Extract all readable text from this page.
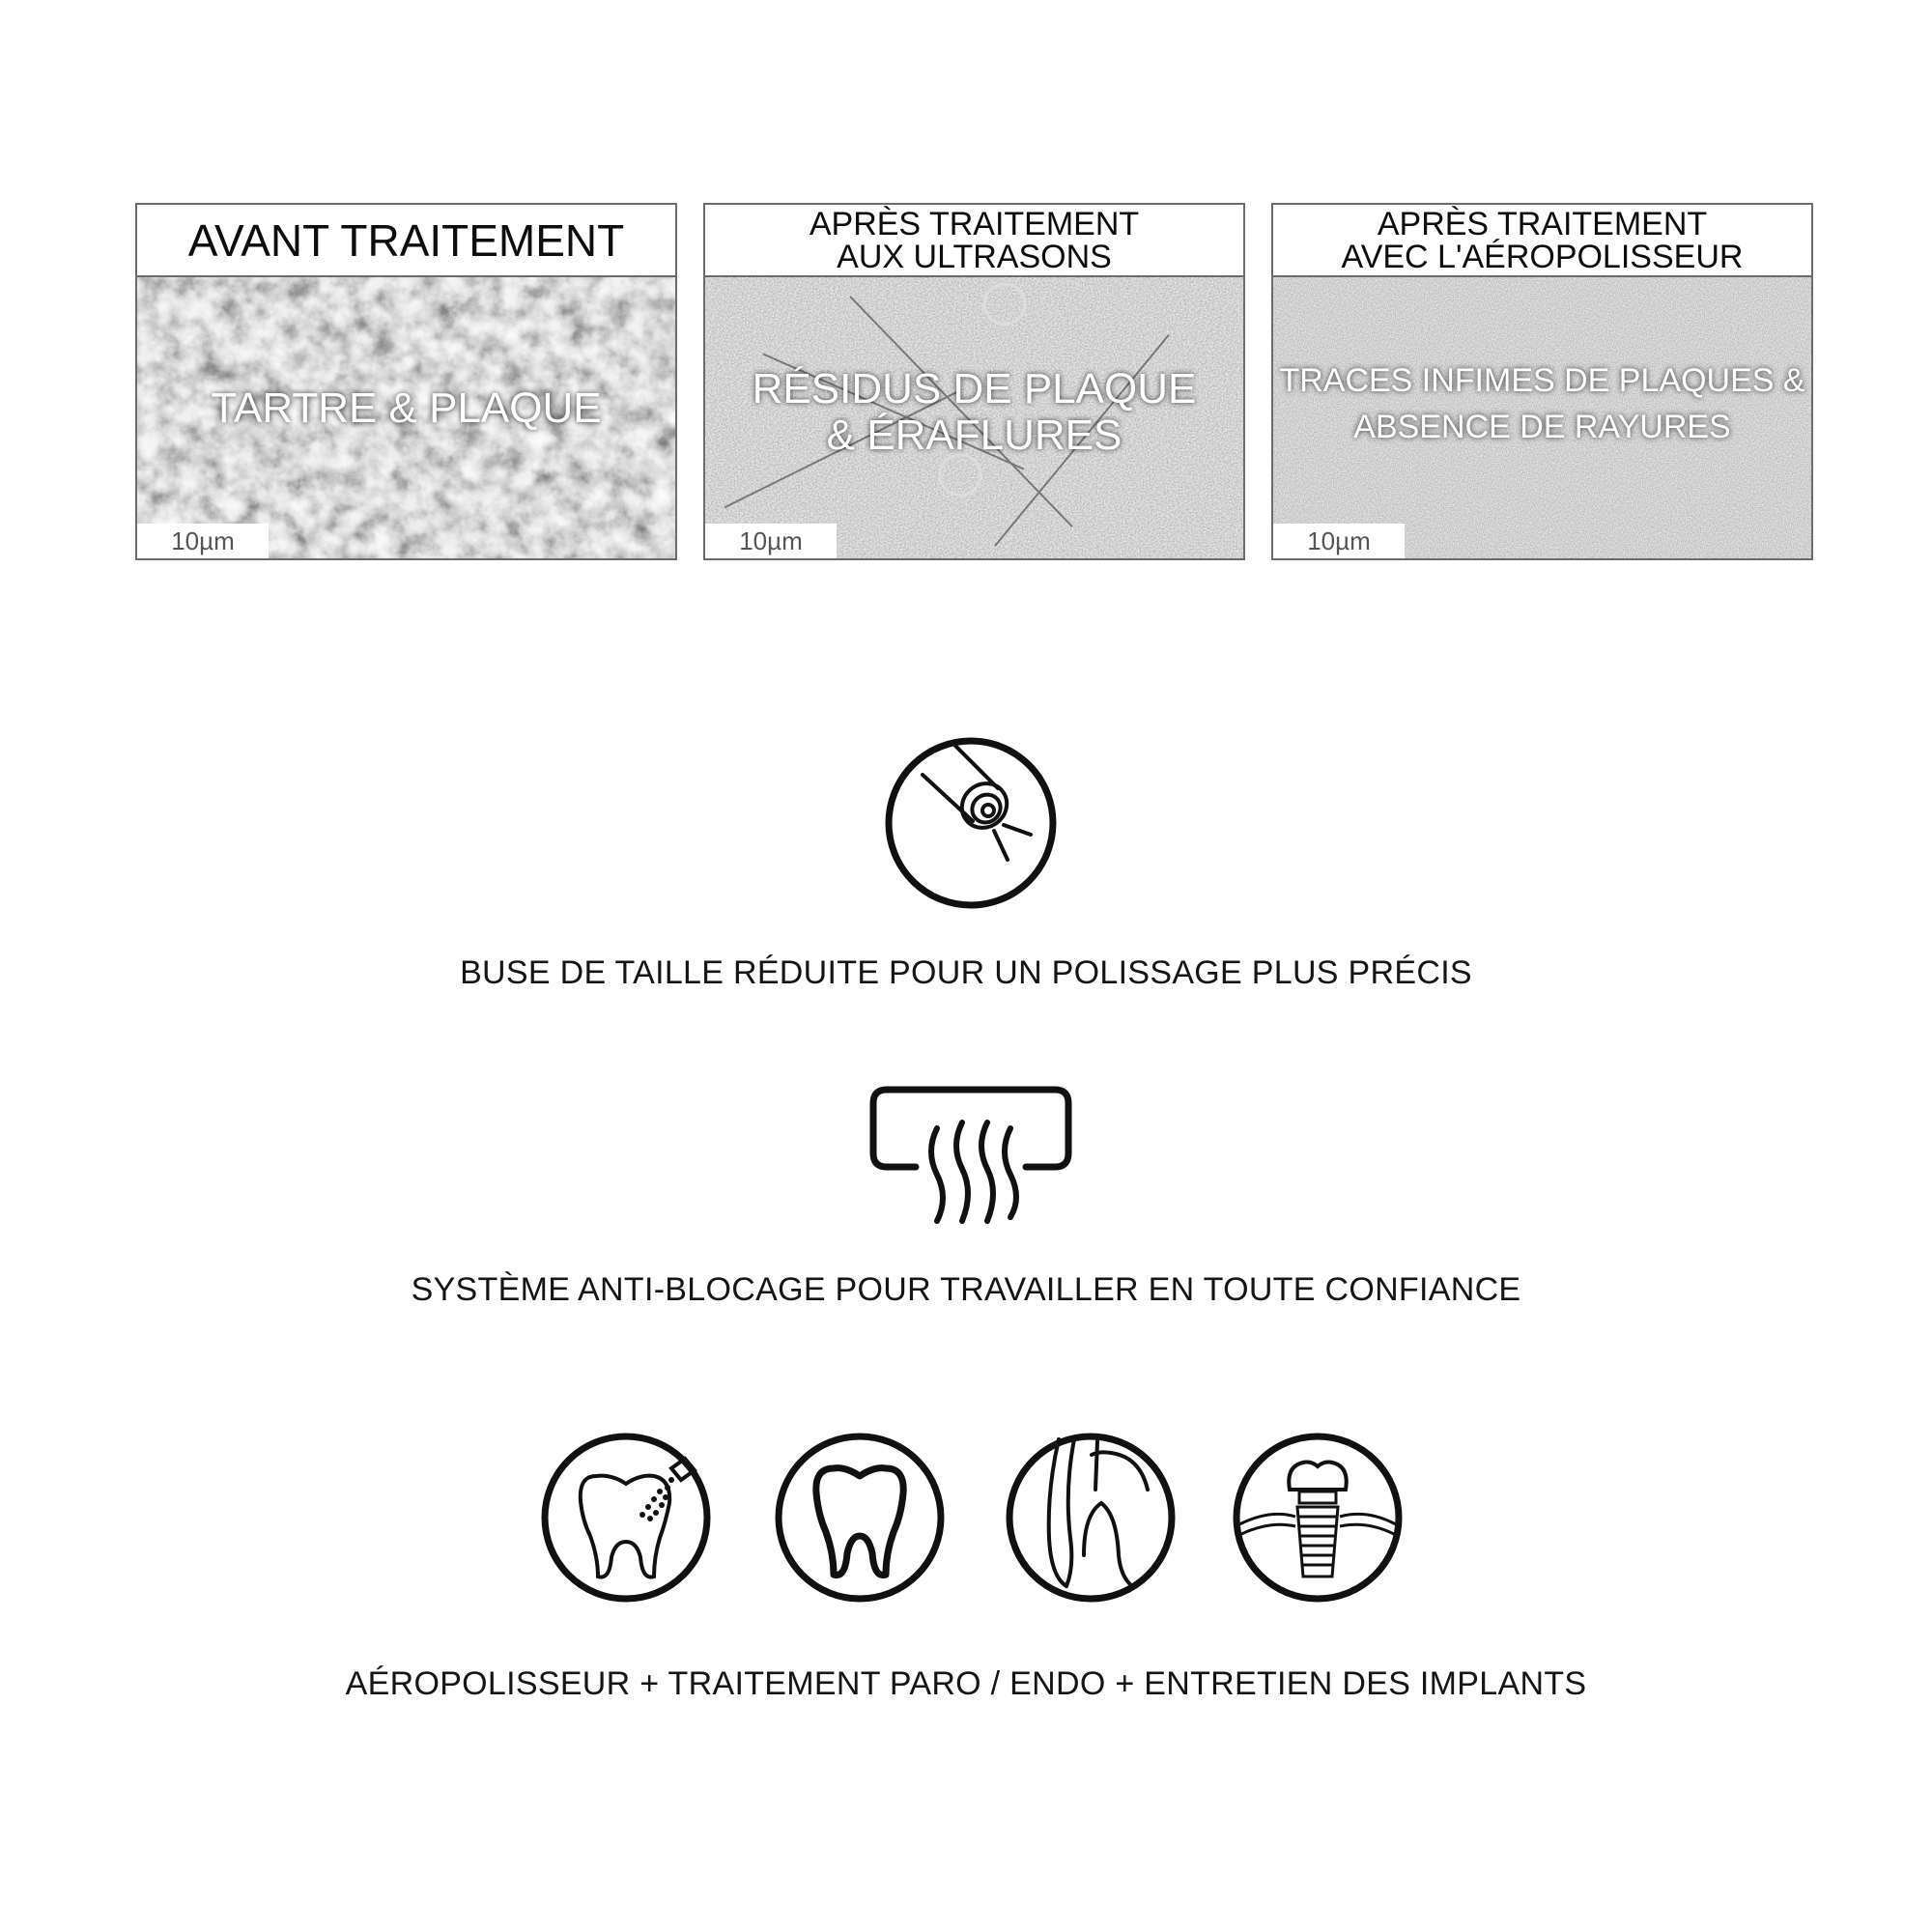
AVANT TRAITEMENT
TARTRE & PLAQUE
10µm
APRÈS TRAITEMENT
AUX ULTRASONS
RÉSIDUS DE PLAQUE
& ÉRAFLURES
10µm
APRÈS TRAITEMENT
AVEC L'AÉROPOLISSEUR
TRACES INFIMES DE PLAQUES &
ABSENCE DE RAYURES
10µm
BUSE DE TAILLE RÉDUITE POUR UN POLISSAGE PLUS PRÉCIS
SYSTÈME ANTI-BLOCAGE POUR TRAVAILLER EN TOUTE CONFIANCE
AÉROPOLISSEUR + TRAITEMENT PARO / ENDO + ENTRETIEN DES IMPLANTS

··········

[WHAT IS EXPECTED] Reproduce the whole listing exactly, but not the images in it.

[FULL RESPONSE]
Extract all readable text from this page.
AVANT TRAITEMENT
TARTRE & PLAQUE
10µm
APRÈS TRAITEMENT
AUX ULTRASONS
RÉSIDUS DE PLAQUE
& ÉRAFLURES
10µm
APRÈS TRAITEMENT
AVEC L'AÉROPOLISSEUR
TRACES INFIMES DE PLAQUES &
ABSENCE DE RAYURES
10µm
BUSE DE TAILLE RÉDUITE POUR UN POLISSAGE PLUS PRÉCIS
SYSTÈME ANTI-BLOCAGE POUR TRAVAILLER EN TOUTE CONFIANCE
AÉROPOLISSEUR + TRAITEMENT PARO / ENDO + ENTRETIEN DES IMPLANTS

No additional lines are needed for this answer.